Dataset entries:
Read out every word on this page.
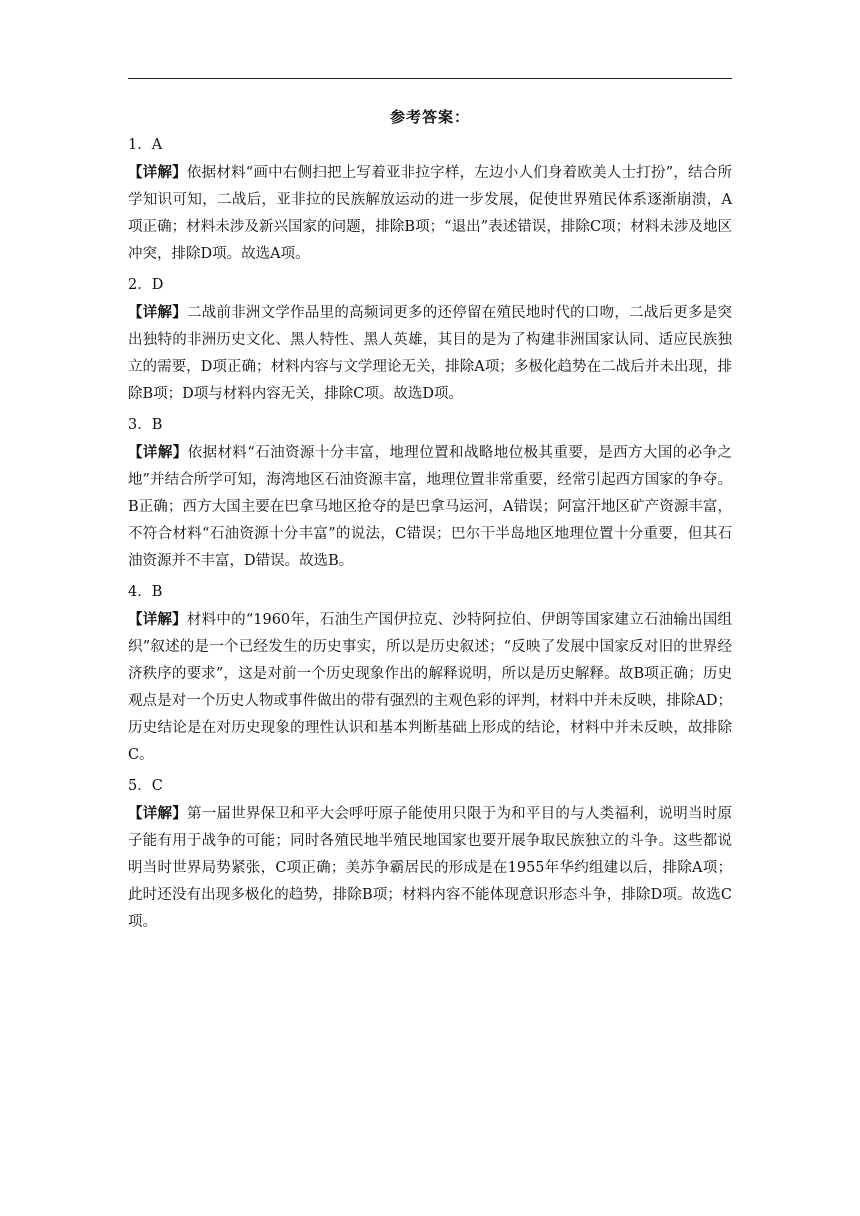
参考答案：

1．A

【详解】依据材料“画中右侧扫把上写着亚非拉字样，左边小人们身着欧美人士打扮”，结合所学知识可知，二战后，亚非拉的民族解放运动的进一步发展，促使世界殖民体系逐渐崩溃，A项正确；材料未涉及新兴国家的问题，排除B项；“退出”表述错误，排除C项；材料未涉及地区冲突，排除D项。故选A项。

2．D

【详解】二战前非洲文学作品里的高频词更多的还停留在殖民地时代的口吻，二战后更多是突出独特的非洲历史文化、黑人特性、黑人英雄，其目的是为了构建非洲国家认同、适应民族独立的需要，D项正确；材料内容与文学理论无关，排除A项；多极化趋势在二战后并未出现，排除B项；D项与材料内容无关，排除C项。故选D项。

3．B

【详解】依据材料“石油资源十分丰富，地理位置和战略地位极其重要，是西方大国的必争之地”并结合所学可知，海湾地区石油资源丰富，地理位置非常重要，经常引起西方国家的争夺。B正确；西方大国主要在巴拿马地区抢夺的是巴拿马运河，A错误；阿富汗地区矿产资源丰富，不符合材料“石油资源十分丰富”的说法，C错误；巴尔干半岛地区地理位置十分重要，但其石油资源并不丰富，D错误。故选B。

4．B

【详解】材料中的“1960年，石油生产国伊拉克、沙特阿拉伯、伊朗等国家建立石油输出国组织”叙述的是一个已经发生的历史事实，所以是历史叙述；“反映了发展中国家反对旧的世界经济秩序的要求”，这是对前一个历史现象作出的解释说明，所以是历史解释。故B项正确；历史观点是对一个历史人物或事件做出的带有强烈的主观色彩的评判，材料中并未反映，排除AD；历史结论是在对历史现象的理性认识和基本判断基础上形成的结论，材料中并未反映，故排除C。

5．C

【详解】第一届世界保卫和平大会呼吁原子能使用只限于为和平目的与人类福利，说明当时原子能有用于战争的可能；同时各殖民地半殖民地国家也要开展争取民族独立的斗争。这些都说明当时世界局势紧张，C项正确；美苏争霸居民的形成是在1955年华约组建以后，排除A项；此时还没有出现多极化的趋势，排除B项；材料内容不能体现意识形态斗争，排除D项。故选C项。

▶ _GIVEN EXERCISE_
Copy each line of the listing that includes "排除C项".

▶ _SOLUTION FOR THIS TASK_
【详解】依据材料“画中右侧扫把上写着亚非拉字样，左边小人们身着欧美人士打扮”，结合所学知识可知，二战后，亚非拉的民族解放运动的进一步发展，促使世界殖民体系逐渐崩溃，A项正确；材料未涉及新兴国家的问题，排除B项；“退出”表述错误，排除C项；材料未涉及地区冲突，排除D项。故选A项。
【详解】二战前非洲文学作品里的高频词更多的还停留在殖民地时代的口吻，二战后更多是突出独特的非洲历史文化、黑人特性、黑人英雄，其目的是为了构建非洲国家认同、适应民族独立的需要，D项正确；材料内容与文学理论无关，排除A项；多极化趋势在二战后并未出现，排除B项；D项与材料内容无关，排除C项。故选D项。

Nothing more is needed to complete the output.